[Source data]
———
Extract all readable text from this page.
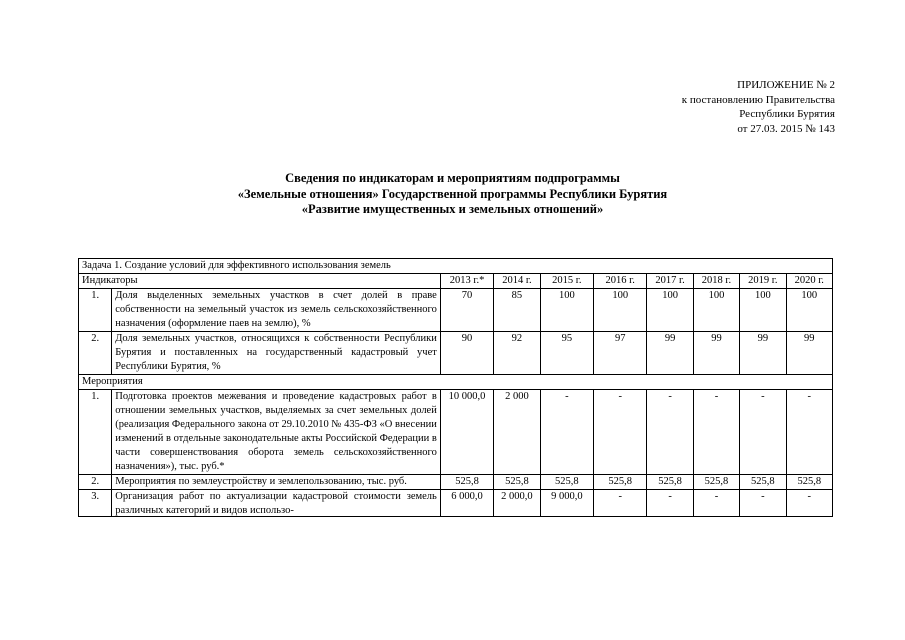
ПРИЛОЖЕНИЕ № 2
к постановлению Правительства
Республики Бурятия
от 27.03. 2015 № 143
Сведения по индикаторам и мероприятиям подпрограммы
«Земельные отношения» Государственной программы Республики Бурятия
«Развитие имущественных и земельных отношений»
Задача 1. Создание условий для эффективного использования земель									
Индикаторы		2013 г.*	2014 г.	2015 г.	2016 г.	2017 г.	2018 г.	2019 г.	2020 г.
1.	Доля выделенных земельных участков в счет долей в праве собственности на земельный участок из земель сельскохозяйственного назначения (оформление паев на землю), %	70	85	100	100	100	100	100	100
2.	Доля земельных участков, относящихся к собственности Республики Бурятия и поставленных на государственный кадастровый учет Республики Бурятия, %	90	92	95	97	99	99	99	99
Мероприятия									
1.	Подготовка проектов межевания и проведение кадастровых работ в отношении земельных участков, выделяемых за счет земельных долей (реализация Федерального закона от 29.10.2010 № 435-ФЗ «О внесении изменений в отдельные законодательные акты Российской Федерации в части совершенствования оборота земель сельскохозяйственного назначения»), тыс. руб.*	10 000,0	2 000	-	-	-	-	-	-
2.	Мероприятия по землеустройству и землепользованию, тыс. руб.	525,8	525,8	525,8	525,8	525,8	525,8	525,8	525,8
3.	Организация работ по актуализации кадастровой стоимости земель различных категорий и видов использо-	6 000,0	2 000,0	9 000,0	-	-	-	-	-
———
# Problem to work on
Point out every line holding the string "Республики" and copy it.

# Answer to this problem
Республики Бурятия
«Земельные отношения» Государственной программы Республики Бурятия
2.	Доля земельных участков, относящихся к собственности Республики Бурятия и поставленных на государственный кадастровый учет Республики Бурятия, %	90	92	95	97	99	99	99	99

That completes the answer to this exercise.